AIM OF THE EXERCISE: Your task is to output the entries below word for word.
----------------------------------------
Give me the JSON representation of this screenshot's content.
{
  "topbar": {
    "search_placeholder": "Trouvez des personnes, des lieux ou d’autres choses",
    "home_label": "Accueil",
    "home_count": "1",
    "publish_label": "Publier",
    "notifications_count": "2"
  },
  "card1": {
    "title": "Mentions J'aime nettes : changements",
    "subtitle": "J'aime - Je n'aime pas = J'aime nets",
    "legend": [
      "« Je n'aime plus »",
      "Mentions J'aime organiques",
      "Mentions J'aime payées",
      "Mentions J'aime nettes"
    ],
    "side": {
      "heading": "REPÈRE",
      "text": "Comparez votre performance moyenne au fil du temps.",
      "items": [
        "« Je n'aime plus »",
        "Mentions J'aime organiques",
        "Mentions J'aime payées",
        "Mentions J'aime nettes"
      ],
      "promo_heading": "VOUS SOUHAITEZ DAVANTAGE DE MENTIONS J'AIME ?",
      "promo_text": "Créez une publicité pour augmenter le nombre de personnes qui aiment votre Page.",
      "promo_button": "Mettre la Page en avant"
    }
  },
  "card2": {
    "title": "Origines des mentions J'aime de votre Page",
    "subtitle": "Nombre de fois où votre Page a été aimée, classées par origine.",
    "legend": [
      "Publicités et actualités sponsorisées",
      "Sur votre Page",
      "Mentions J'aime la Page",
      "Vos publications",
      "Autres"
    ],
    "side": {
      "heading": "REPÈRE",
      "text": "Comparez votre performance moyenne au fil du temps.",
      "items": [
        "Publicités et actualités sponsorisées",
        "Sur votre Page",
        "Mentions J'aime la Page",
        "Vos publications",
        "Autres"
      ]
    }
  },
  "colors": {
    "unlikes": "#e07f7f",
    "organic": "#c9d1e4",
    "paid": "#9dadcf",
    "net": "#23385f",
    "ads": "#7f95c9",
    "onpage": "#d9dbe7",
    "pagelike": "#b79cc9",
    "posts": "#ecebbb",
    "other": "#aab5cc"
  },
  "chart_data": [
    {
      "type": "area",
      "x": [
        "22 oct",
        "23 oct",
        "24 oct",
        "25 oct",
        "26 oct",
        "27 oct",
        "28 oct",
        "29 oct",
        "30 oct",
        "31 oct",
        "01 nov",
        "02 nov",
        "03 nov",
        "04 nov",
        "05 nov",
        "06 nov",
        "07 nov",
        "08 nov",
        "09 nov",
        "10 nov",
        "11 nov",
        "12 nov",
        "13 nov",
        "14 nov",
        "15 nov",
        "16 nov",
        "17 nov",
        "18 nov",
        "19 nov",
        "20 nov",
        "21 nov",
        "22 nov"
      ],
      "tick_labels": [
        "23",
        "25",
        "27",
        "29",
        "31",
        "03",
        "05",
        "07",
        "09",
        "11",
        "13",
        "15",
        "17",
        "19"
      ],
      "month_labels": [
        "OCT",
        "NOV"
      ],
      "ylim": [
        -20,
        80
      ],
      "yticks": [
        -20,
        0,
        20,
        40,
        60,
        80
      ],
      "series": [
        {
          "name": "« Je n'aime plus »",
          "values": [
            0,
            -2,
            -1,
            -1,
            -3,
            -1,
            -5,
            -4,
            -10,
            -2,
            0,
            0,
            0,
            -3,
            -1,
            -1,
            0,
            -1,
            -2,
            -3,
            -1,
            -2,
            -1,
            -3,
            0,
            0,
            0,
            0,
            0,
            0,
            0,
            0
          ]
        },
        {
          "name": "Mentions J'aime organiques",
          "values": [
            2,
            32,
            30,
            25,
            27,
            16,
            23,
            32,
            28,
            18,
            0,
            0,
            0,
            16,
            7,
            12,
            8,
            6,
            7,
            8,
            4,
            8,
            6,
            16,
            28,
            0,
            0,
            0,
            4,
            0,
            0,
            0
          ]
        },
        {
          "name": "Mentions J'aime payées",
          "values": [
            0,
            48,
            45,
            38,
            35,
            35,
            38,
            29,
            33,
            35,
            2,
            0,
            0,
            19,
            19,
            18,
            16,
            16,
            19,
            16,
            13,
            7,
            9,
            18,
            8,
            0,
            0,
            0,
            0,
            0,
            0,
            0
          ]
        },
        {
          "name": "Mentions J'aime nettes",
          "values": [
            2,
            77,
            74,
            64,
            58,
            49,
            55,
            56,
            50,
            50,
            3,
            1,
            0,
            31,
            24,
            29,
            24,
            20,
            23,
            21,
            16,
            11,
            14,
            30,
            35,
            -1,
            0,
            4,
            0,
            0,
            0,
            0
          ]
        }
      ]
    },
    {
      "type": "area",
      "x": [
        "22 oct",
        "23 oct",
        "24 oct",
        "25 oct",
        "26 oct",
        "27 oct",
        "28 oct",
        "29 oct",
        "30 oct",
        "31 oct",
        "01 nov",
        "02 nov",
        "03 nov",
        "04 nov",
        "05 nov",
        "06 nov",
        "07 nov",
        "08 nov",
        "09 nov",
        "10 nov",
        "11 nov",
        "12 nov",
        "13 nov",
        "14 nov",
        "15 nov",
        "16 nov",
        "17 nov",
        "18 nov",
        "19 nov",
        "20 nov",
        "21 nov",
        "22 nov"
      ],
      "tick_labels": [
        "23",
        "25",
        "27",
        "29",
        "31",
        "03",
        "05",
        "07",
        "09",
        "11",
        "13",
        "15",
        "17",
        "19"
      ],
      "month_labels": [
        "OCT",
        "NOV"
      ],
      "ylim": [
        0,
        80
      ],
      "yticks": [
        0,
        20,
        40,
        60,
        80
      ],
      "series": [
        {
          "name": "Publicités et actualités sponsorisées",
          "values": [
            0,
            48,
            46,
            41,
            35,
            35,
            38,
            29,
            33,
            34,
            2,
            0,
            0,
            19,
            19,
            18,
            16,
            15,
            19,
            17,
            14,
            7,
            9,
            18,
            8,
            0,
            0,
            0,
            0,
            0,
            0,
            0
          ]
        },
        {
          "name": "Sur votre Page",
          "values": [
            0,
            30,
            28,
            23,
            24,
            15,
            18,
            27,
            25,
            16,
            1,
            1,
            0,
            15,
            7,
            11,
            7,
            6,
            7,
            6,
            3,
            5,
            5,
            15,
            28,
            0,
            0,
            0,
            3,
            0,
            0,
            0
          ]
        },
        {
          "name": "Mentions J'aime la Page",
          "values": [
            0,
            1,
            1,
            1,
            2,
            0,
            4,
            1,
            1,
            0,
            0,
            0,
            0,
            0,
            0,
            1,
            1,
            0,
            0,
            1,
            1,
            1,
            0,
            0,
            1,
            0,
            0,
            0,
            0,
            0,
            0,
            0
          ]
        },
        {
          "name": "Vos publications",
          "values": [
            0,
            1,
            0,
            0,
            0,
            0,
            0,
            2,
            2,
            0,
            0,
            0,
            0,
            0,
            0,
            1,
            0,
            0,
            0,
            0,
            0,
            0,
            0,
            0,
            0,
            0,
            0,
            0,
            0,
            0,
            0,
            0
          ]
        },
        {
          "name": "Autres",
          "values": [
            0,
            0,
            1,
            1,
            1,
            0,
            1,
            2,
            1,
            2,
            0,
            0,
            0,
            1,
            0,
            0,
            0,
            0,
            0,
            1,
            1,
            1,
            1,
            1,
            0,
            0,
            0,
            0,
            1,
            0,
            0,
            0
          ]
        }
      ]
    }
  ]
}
----------------------------------------
EXPECTED ANSWER:
Give me the JSON representation of this screenshot's content.
{
  "topbar": {
    "search_placeholder": "Trouvez des personnes, des lieux ou d’autres choses",
    "home_label": "Accueil",
    "home_count": "1",
    "publish_label": "Publier",
    "notifications_count": "2"
  },
  "card1": {
    "title": "Mentions J'aime nettes : changements",
    "subtitle": "J'aime - Je n'aime pas = J'aime nets",
    "legend": [
      "« Je n'aime plus »",
      "Mentions J'aime organiques",
      "Mentions J'aime payées",
      "Mentions J'aime nettes"
    ],
    "side": {
      "heading": "REPÈRE",
      "text": "Comparez votre performance moyenne au fil du temps.",
      "items": [
        "« Je n'aime plus »",
        "Mentions J'aime organiques",
        "Mentions J'aime payées",
        "Mentions J'aime nettes"
      ],
      "promo_heading": "VOUS SOUHAITEZ DAVANTAGE DE MENTIONS J'AIME ?",
      "promo_text": "Créez une publicité pour augmenter le nombre de personnes qui aiment votre Page.",
      "promo_button": "Mettre la Page en avant"
    }
  },
  "card2": {
    "title": "Origines des mentions J'aime de votre Page",
    "subtitle": "Nombre de fois où votre Page a été aimée, classées par origine.",
    "legend": [
      "Publicités et actualités sponsorisées",
      "Sur votre Page",
      "Mentions J'aime la Page",
      "Vos publications",
      "Autres"
    ],
    "side": {
      "heading": "REPÈRE",
      "text": "Comparez votre performance moyenne au fil du temps.",
      "items": [
        "Publicités et actualités sponsorisées",
        "Sur votre Page",
        "Mentions J'aime la Page",
        "Vos publications",
        "Autres"
      ]
    }
  },
  "colors": {
    "unlikes": "#e07f7f",
    "organic": "#c9d1e4",
    "paid": "#9dadcf",
    "net": "#23385f",
    "ads": "#7f95c9",
    "onpage": "#d9dbe7",
    "pagelike": "#b79cc9",
    "posts": "#ecebbb",
    "other": "#aab5cc"
  },
  "chart_data": [
    {
      "type": "area",
      "x": [
        "22 oct",
        "23 oct",
        "24 oct",
        "25 oct",
        "26 oct",
        "27 oct",
        "28 oct",
        "29 oct",
        "30 oct",
        "31 oct",
        "01 nov",
        "02 nov",
        "03 nov",
        "04 nov",
        "05 nov",
        "06 nov",
        "07 nov",
        "08 nov",
        "09 nov",
        "10 nov",
        "11 nov",
        "12 nov",
        "13 nov",
        "14 nov",
        "15 nov",
        "16 nov",
        "17 nov",
        "18 nov",
        "19 nov",
        "20 nov",
        "21 nov",
        "22 nov"
      ],
      "tick_labels": [
        "23",
        "25",
        "27",
        "29",
        "31",
        "03",
        "05",
        "07",
        "09",
        "11",
        "13",
        "15",
        "17",
        "19"
      ],
      "month_labels": [
        "OCT",
        "NOV"
      ],
      "ylim": [
        -20,
        80
      ],
      "yticks": [
        -20,
        0,
        20,
        40,
        60,
        80
      ],
      "series": [
        {
          "name": "« Je n'aime plus »",
          "values": [
            0,
            -2,
            -1,
            -1,
            -3,
            -1,
            -5,
            -4,
            -10,
            -2,
            0,
            0,
            0,
            -3,
            -1,
            -1,
            0,
            -1,
            -2,
            -3,
            -1,
            -2,
            -1,
            -3,
            0,
            0,
            0,
            0,
            0,
            0,
            0,
            0
          ]
        },
        {
          "name": "Mentions J'aime organiques",
          "values": [
            2,
            32,
            30,
            25,
            27,
            16,
            23,
            32,
            28,
            18,
            0,
            0,
            0,
            16,
            7,
            12,
            8,
            6,
            7,
            8,
            4,
            8,
            6,
            16,
            28,
            0,
            0,
            0,
            4,
            0,
            0,
            0
          ]
        },
        {
          "name": "Mentions J'aime payées",
          "values": [
            0,
            48,
            45,
            38,
            35,
            35,
            38,
            29,
            33,
            35,
            2,
            0,
            0,
            19,
            19,
            18,
            16,
            16,
            19,
            16,
            13,
            7,
            9,
            18,
            8,
            0,
            0,
            0,
            0,
            0,
            0,
            0
          ]
        },
        {
          "name": "Mentions J'aime nettes",
          "values": [
            2,
            77,
            74,
            64,
            58,
            49,
            55,
            56,
            50,
            50,
            3,
            1,
            0,
            31,
            24,
            29,
            24,
            20,
            23,
            21,
            16,
            11,
            14,
            30,
            35,
            -1,
            0,
            4,
            0,
            0,
            0,
            0
          ]
        }
      ]
    },
    {
      "type": "area",
      "x": [
        "22 oct",
        "23 oct",
        "24 oct",
        "25 oct",
        "26 oct",
        "27 oct",
        "28 oct",
        "29 oct",
        "30 oct",
        "31 oct",
        "01 nov",
        "02 nov",
        "03 nov",
        "04 nov",
        "05 nov",
        "06 nov",
        "07 nov",
        "08 nov",
        "09 nov",
        "10 nov",
        "11 nov",
        "12 nov",
        "13 nov",
        "14 nov",
        "15 nov",
        "16 nov",
        "17 nov",
        "18 nov",
        "19 nov",
        "20 nov",
        "21 nov",
        "22 nov"
      ],
      "tick_labels": [
        "23",
        "25",
        "27",
        "29",
        "31",
        "03",
        "05",
        "07",
        "09",
        "11",
        "13",
        "15",
        "17",
        "19"
      ],
      "month_labels": [
        "OCT",
        "NOV"
      ],
      "ylim": [
        0,
        80
      ],
      "yticks": [
        0,
        20,
        40,
        60,
        80
      ],
      "series": [
        {
          "name": "Publicités et actualités sponsorisées",
          "values": [
            0,
            48,
            46,
            41,
            35,
            35,
            38,
            29,
            33,
            34,
            2,
            0,
            0,
            19,
            19,
            18,
            16,
            15,
            19,
            17,
            14,
            7,
            9,
            18,
            8,
            0,
            0,
            0,
            0,
            0,
            0,
            0
          ]
        },
        {
          "name": "Sur votre Page",
          "values": [
            0,
            30,
            28,
            23,
            24,
            15,
            18,
            27,
            25,
            16,
            1,
            1,
            0,
            15,
            7,
            11,
            7,
            6,
            7,
            6,
            3,
            5,
            5,
            15,
            28,
            0,
            0,
            0,
            3,
            0,
            0,
            0
          ]
        },
        {
          "name": "Mentions J'aime la Page",
          "values": [
            0,
            1,
            1,
            1,
            2,
            0,
            4,
            1,
            1,
            0,
            0,
            0,
            0,
            0,
            0,
            1,
            1,
            0,
            0,
            1,
            1,
            1,
            0,
            0,
            1,
            0,
            0,
            0,
            0,
            0,
            0,
            0
          ]
        },
        {
          "name": "Vos publications",
          "values": [
            0,
            1,
            0,
            0,
            0,
            0,
            0,
            2,
            2,
            0,
            0,
            0,
            0,
            0,
            0,
            1,
            0,
            0,
            0,
            0,
            0,
            0,
            0,
            0,
            0,
            0,
            0,
            0,
            0,
            0,
            0,
            0
          ]
        },
        {
          "name": "Autres",
          "values": [
            0,
            0,
            1,
            1,
            1,
            0,
            1,
            2,
            1,
            2,
            0,
            0,
            0,
            1,
            0,
            0,
            0,
            0,
            0,
            1,
            1,
            1,
            1,
            1,
            0,
            0,
            0,
            0,
            1,
            0,
            0,
            0
          ]
        }
      ]
    }
  ]
}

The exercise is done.